== AIM ==
Pull every line holding the string "learning" from the records below.

════════════════

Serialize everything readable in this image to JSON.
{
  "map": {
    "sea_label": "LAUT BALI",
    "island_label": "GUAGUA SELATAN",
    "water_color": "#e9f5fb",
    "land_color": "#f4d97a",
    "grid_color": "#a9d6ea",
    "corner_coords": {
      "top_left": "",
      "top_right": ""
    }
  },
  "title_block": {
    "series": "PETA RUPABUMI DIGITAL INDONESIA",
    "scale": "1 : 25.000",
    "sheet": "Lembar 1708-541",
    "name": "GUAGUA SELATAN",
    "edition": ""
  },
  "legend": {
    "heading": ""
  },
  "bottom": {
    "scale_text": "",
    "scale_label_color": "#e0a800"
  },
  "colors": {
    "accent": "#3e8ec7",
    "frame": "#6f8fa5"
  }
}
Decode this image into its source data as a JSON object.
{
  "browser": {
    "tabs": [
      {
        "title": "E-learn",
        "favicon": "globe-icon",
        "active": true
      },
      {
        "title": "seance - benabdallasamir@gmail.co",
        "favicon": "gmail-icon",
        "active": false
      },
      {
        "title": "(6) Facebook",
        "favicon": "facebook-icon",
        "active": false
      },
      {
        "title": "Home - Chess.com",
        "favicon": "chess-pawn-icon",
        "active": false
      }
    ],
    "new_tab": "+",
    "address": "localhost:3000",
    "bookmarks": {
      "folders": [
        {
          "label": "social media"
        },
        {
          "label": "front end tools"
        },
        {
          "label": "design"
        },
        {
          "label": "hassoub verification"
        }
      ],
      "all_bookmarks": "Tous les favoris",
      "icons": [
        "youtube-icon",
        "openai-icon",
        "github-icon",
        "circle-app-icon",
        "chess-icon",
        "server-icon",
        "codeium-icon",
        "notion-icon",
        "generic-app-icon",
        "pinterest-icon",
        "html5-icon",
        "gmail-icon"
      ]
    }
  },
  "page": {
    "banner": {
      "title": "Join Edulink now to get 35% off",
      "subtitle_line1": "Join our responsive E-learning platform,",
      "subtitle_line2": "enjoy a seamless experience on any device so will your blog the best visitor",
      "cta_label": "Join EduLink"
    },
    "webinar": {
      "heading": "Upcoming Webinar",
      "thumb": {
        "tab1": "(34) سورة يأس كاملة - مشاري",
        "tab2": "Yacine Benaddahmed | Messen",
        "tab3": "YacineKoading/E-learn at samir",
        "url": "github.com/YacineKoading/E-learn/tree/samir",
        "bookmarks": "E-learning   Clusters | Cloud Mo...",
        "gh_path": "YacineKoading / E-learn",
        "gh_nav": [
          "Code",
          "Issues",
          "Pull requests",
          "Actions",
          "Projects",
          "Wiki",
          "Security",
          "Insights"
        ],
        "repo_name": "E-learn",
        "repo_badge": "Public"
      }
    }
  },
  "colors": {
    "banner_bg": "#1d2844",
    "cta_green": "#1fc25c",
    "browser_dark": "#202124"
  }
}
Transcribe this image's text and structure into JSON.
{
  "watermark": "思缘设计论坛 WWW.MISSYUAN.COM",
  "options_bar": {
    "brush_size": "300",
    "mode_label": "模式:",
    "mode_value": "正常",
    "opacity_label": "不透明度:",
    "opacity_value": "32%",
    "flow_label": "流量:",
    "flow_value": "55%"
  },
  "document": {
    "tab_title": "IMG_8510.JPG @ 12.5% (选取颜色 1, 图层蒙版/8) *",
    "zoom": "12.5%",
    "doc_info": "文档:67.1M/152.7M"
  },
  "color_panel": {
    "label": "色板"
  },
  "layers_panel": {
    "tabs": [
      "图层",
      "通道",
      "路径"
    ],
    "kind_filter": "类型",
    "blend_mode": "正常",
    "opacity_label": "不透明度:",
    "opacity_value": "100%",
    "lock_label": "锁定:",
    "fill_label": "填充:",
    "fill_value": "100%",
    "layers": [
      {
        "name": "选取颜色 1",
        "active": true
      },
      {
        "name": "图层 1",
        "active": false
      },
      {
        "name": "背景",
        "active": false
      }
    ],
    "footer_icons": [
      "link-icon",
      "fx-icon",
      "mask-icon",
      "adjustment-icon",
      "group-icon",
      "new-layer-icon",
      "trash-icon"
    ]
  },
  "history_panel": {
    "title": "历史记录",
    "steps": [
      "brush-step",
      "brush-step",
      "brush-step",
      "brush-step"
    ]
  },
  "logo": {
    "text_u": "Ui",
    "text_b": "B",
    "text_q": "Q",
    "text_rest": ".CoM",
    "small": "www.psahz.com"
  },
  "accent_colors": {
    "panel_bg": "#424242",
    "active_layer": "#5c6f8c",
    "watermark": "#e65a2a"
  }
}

════════════════

== RESULT FOR THIS EXERCISE ==
      "subtitle_line1": "Join our responsive E-learning platform,",
        "bookmarks": "E-learning   Clusters | Cloud Mo...",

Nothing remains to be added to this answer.